* **WORK TO BE COMPLETED**: In the records that follow, show each line where the word "NATO" is present.

— Begin LISTED RECORDS —

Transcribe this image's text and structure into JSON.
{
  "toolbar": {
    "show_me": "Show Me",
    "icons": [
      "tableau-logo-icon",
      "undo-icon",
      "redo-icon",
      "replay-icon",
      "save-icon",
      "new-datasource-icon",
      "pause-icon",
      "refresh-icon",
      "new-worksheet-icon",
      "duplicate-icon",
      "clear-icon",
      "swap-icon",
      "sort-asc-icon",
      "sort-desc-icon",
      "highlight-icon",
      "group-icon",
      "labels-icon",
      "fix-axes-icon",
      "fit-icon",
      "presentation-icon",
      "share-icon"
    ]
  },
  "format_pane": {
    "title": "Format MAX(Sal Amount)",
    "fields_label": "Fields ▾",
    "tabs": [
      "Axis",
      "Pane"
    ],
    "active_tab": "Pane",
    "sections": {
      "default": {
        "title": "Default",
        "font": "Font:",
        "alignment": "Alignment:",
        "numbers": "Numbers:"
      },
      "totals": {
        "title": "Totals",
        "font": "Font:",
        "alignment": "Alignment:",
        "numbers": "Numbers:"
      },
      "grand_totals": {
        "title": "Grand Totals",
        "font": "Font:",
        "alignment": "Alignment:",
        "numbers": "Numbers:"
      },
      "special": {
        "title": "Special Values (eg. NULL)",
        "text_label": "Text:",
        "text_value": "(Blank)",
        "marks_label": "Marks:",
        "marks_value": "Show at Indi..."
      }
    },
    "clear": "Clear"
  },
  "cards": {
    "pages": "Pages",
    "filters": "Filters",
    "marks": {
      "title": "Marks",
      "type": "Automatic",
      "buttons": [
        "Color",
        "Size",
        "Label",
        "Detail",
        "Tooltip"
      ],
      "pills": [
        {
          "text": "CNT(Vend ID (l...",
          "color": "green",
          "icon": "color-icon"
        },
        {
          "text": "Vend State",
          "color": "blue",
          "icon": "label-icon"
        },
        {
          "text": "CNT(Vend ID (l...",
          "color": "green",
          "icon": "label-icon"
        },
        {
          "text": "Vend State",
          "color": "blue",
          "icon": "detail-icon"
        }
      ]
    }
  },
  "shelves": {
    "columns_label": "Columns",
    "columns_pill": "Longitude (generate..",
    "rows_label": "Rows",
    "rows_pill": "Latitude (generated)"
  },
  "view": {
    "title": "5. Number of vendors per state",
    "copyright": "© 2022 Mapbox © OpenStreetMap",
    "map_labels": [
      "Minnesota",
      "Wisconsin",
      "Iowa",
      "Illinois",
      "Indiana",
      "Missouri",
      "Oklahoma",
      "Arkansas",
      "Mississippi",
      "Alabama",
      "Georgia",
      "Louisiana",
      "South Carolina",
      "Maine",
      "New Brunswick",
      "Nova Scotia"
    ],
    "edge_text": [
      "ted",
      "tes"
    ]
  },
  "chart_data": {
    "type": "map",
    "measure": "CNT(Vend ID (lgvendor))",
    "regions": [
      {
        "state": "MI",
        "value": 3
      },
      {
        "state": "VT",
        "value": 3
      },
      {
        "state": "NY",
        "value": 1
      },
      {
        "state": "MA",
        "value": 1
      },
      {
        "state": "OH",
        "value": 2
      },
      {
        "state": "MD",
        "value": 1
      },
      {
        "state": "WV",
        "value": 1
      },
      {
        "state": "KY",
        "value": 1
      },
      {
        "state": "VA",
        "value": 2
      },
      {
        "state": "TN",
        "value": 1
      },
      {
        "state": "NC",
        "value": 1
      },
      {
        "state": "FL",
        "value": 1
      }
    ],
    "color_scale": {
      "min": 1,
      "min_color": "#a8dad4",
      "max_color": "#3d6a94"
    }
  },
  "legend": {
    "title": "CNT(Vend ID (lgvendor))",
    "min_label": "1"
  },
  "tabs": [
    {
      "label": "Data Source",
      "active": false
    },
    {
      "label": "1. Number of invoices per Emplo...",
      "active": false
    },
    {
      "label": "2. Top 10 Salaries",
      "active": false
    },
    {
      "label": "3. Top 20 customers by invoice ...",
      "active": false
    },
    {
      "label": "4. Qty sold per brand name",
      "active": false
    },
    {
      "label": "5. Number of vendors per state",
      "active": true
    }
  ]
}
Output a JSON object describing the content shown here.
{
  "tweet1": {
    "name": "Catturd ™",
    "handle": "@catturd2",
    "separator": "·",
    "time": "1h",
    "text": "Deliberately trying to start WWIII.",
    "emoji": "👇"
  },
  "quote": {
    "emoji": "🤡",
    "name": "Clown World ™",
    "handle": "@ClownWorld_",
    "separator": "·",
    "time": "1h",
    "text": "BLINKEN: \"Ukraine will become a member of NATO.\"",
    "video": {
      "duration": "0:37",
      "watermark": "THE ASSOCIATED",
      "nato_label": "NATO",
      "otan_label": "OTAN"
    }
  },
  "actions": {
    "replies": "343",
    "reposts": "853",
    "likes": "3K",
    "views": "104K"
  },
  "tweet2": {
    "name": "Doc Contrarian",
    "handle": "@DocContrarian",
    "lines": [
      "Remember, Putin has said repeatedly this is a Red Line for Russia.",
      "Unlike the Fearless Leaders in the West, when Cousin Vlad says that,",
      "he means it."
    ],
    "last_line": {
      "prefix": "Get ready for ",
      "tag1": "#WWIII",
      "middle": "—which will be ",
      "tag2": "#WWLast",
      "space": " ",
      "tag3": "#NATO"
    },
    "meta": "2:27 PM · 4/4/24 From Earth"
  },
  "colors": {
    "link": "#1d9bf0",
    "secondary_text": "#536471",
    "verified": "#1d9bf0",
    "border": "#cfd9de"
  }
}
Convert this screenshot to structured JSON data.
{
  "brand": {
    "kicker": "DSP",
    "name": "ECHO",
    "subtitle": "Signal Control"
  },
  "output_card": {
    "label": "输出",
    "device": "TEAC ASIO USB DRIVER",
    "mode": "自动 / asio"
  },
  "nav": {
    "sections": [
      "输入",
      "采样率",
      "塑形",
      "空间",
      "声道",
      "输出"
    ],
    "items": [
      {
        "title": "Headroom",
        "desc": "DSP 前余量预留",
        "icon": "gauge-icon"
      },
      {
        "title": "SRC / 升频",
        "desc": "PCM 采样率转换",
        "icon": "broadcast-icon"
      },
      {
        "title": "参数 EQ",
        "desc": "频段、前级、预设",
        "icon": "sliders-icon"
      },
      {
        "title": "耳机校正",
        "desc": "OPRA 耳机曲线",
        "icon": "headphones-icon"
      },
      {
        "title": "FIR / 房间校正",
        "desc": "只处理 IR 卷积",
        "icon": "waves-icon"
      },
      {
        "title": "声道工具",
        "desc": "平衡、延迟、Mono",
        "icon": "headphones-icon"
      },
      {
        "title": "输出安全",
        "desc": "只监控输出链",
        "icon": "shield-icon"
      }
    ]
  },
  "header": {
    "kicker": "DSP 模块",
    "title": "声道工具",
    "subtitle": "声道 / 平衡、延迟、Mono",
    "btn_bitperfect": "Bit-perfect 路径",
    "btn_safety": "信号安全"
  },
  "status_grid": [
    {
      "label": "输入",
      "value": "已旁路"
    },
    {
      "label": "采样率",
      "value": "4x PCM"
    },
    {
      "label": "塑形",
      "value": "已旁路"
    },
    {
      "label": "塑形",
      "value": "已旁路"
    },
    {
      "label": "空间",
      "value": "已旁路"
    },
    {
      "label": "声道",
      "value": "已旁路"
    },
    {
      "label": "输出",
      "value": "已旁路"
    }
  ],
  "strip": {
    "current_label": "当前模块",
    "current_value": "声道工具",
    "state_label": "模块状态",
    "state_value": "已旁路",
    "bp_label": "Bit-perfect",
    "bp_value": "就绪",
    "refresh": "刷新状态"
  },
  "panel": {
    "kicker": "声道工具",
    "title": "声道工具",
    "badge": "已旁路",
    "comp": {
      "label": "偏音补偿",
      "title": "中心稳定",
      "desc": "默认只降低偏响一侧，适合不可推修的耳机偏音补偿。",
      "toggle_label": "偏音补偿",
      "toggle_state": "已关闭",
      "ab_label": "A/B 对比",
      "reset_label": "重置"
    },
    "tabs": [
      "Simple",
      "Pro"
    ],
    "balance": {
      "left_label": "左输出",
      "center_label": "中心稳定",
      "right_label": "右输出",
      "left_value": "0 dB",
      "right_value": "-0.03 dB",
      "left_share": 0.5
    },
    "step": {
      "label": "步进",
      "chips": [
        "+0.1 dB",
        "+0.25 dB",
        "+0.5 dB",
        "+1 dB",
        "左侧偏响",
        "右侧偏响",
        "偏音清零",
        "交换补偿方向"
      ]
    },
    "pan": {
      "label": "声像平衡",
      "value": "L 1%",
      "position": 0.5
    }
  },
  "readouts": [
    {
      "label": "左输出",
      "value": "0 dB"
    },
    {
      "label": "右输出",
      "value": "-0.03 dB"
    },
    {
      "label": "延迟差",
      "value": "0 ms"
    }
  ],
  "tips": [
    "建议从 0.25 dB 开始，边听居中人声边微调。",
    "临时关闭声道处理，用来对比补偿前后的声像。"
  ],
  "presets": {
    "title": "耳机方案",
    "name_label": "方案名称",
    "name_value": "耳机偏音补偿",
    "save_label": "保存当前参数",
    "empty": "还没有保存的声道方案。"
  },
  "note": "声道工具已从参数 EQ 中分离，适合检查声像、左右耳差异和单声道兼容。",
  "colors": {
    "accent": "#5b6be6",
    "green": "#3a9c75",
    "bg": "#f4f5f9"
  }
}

— End LISTED RECORDS —

* **RESULT OF THE TASK**:
    "text": "BLINKEN: \"Ukraine will become a member of NATO.\"",
      "nato_label": "NATO",
      "tag3": "#NATO"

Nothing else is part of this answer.